_ASSIGNMENT A_
From the text on clinic ad budgets, list every bullet point under the heading "Ramp up, white space in diary."
_ASSIGNMENT B_
Write the next part of the text on clinic ad budgets, starting after its final sentence.

_DOCUMENT EXTRACT_
┄┄┄┄┄┄┄┄┄┄┄┄┄┄┄┄┄┄┄┄
This is why an Uber style growth phase, paying high to acquire customers, makes economic sense when capacity is the binding constraint and not budget. It's also why the same clinic at month 6 might be willing to spend $200 per patient and at month 18, when the diary is full and the team is at capacity, only $80.

When the chair is already paid for, the question isn't what's the cost of delivery. It's what's the cost of that chair sitting empty.

Steady state vs ramp up, side by side.

These are the same clinic, six months apart, making the same paid marketing decisions with very different numbers attached. Same lifetime value, same average fee, same patients. What changes is the constraint: time vs capacity.

Steady state, full diary

  • Capacity is the constraint
  • Each new patient displaces an existing one
  • Economics are gross margin economics
  • Lower CPA tolerated, ~5× ROI target
  • Growth is via efficiency, not budget
  • Risk: stretching team, drop in service quality

Ramp up, white space in diary

  • Demand is the constraint
  • Each new patient is incremental, not replacement
  • Economics are near-100% gross profit on session one
  • Higher CPA tolerated, ~3× ROI target acceptable
  • Growth is via budget and aggressive acquisition
  • Risk: scaling without enough team to deliver

How to set your starting budget without overcommitting.

The most common mistake clinic owners make at this stage is throwing too much budget at Google in month one. It's the inverse of the original problem. Paid ads do work, the maths supports a higher CPA than you might've thought, and the temptation is to scale the budget before the campaign has had time to learn. The rule I use with every new client is scale efficiency before scaling budget.

The starting budget rule

Month 1

Modest, deliberate budget

Start at the budget that buys you 8 to 12 confirmed bookings a month. For most clinics this is $1,000 to $1,500. Enough volume for the algorithm to learn, small enough that mistakes are cheap.
┄┄┄┄┄┄┄┄┄┄┄┄┄┄┄┄┄┄┄┄
_RECORDED DATA_
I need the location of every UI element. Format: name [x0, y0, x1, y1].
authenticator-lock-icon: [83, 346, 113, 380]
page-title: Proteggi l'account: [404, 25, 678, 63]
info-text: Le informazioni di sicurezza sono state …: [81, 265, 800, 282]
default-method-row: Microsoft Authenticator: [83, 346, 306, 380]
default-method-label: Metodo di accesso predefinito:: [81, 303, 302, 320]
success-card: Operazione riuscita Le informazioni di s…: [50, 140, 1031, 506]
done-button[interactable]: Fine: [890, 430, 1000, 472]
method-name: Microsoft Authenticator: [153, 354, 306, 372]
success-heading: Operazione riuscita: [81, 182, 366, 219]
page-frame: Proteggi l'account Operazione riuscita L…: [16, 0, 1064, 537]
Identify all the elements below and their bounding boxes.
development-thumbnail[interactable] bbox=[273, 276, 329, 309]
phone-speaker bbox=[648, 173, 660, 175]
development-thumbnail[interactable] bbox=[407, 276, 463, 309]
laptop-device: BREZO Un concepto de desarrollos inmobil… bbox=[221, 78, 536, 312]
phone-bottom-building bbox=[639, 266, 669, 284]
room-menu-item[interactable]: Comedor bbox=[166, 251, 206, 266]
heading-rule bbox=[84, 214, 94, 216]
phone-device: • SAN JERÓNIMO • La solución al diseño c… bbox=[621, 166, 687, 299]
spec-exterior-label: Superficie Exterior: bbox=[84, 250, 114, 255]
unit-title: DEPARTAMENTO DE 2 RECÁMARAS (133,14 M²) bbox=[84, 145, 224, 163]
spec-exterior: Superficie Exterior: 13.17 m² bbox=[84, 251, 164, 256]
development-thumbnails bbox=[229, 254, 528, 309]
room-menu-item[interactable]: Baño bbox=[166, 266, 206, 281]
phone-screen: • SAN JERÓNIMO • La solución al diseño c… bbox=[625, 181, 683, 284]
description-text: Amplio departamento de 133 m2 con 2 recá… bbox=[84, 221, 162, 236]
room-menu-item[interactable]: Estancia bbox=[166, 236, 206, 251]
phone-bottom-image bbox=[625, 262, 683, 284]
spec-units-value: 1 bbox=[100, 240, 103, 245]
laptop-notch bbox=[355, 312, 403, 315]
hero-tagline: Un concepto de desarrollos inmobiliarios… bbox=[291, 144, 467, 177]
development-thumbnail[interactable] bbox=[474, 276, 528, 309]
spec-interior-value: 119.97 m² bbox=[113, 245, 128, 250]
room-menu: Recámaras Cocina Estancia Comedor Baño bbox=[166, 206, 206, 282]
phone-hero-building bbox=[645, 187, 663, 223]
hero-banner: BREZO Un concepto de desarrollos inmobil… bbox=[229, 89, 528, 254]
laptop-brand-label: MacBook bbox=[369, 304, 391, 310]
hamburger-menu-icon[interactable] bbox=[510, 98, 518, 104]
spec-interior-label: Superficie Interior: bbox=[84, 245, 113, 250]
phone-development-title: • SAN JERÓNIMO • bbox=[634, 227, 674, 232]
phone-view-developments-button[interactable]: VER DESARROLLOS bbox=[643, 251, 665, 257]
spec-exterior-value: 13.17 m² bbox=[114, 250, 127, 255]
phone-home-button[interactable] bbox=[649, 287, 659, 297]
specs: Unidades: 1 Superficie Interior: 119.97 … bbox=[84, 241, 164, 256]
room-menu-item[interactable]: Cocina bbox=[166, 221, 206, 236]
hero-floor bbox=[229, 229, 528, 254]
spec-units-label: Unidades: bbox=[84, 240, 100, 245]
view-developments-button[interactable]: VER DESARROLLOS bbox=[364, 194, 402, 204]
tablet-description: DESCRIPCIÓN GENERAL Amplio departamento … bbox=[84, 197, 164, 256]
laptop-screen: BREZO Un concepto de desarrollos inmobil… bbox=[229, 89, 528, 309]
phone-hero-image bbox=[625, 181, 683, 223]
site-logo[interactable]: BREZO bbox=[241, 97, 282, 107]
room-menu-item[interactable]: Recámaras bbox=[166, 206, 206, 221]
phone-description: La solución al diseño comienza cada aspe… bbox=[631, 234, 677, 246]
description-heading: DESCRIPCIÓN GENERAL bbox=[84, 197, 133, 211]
┄┄┄┄┄┄┄┄┄┄┄┄┄┄┄┄┄┄┄┄
_EXPECTED OUTPUT A_
- Demand is the constraint
- Each new patient is incremental, not replacement
- Economics are near-100% gross profit on session one
- Higher CPA tolerated, ~3× ROI target acceptable
- Growth is via budget and aggressive acquisition
- Risk: scaling without enough team to deliver

_EXPECTED OUTPUT B_
Month 2

Hold while the data lands

Don't scale yet. Watch the CPA settle. Add negative keywords. Tighten match types. Improve ad copy and landing page alignment. Quality score moves on a 4 to 6 week lag.

Month 3

Scale on confidence

Once two clean weeks of bookings show stable CPA at or below your target, scale budget by 30 to 50 percent. Watch CPA again. Stable? Scale again. Drift up? Hold.

How we run accounts to this standard

Google Ads, run by clinic owners.

Tracking rebuilt against confirmed bookings. Budget scaled on signal, not feel. Every dollar tied back to lifetime value. The same approach we'd run on your account.

See how we run Google Ads

Common questions

The questions that come up most often.

What if I don't know my lifetime value yet?

Estimate it. Take an average patient in your top patient cohort, count how many appointments they've had over the last year, and assume they stay on the books for two years. That's a defensible starting point. Refine it once your PMS gives you a real cohort number to work with.

Is gross revenue the right number to use, or gross profit?

For deciding whether to scale, gross revenue is fine: paid ads compete for the chair, not the consumables. For board level reporting and quarterly review, swap in gross margin percentage. The shape of the conclusion is the same; the ceiling is just lower.

When should I drop the CPA target back down?

When capacity tightens and you're routinely turning patients away or stretching wait times beyond what your service standard tolerates. The signal is in the diary, not in the dashboard. Tight capacity = tighter CPA = drop budget = more efficiency focused work.

How does this change for NDIS or paeds clinics with very high lifetime values?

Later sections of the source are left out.